Quote:About Antialiasing itself, I think I'm gonna google myself some content to read, I really want to learn more about this matter
Go in chronilogical order. Older methods of AA are usually the simplest, newer methods are usually more complex. Each generation sacrifices some quality for much better efficiency (ratio of quality improvement to performance hit). To me older games running at a high resolution with SSAA, proper texture filtering, and v-sync look way better than modern games running without these things. I can't stand playing games without SSAA to the point where I will lower the in-game settings (except resolution and texture quality) down to the minimum just to be able to play the game with SSAA at an acceptable framerate. Once you start using it with everything and getting used to it you can never go back to MSAA.
SSAA is the oldest and simplest method (at least when you're talking exclusively about video games and nothing else).
Then they figured out how to remove geometry aliasing without having to render any additional pixels. Which is MSAA, phenomenally more complex.

### Items:
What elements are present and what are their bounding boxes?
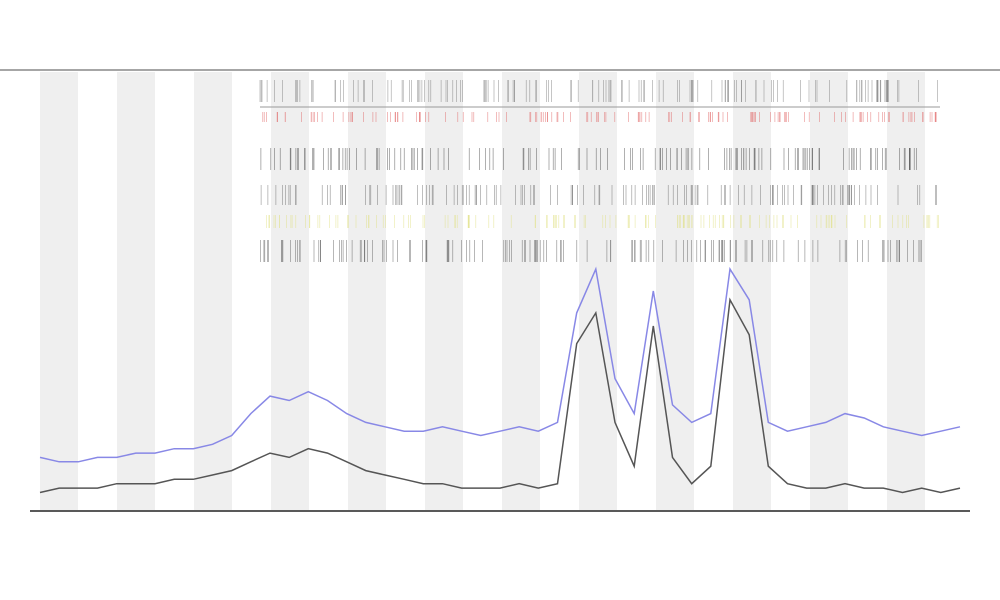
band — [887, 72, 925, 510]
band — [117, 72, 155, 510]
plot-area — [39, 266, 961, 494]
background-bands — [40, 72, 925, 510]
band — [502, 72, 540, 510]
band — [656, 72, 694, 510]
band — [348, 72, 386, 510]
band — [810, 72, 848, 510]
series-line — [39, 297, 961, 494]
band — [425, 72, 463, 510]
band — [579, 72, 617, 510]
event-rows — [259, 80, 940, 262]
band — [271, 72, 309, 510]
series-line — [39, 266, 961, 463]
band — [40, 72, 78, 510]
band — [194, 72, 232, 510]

### Work to complete:
1. In the antialiasing post, rewrite the paragraph beginning "Go in chronilogical order" as a short bulleted list that keeps its main facts.
2. According to the antialiasing post, what kind of aliasing does MSAA remove without rendering any additional pixels?
3. Reproduce the part of the antialiasing post between "SSAA is the" and "phenomenally more complex.", inclusive.

### Outputs for the tasks:
1.
- Study antialiasing methods in chronological order.
- Older methods tend to be simpler, and newer ones more complex.
- Each generation gives up some quality in exchange for much better efficiency, meaning quality gained relative to performance cost.
- The writer thinks older games at high resolution with SSAA, proper texture filtering and v-sync look much better than modern games without them.
- The writer will drop in-game settings to the minimum, except resolution and texture quality, to run SSAA at an acceptable framerate.
- Once you get used to SSAA, you can't go back to MSAA.

2. Geometry aliasing.

3.
SSAA is the oldest and simplest method (at least when you're talking exclusively about video games and nothing else).
Then they figured out how to remove geometry aliasing without having to render any additional pixels. Which is MSAA, phenomenally more complex.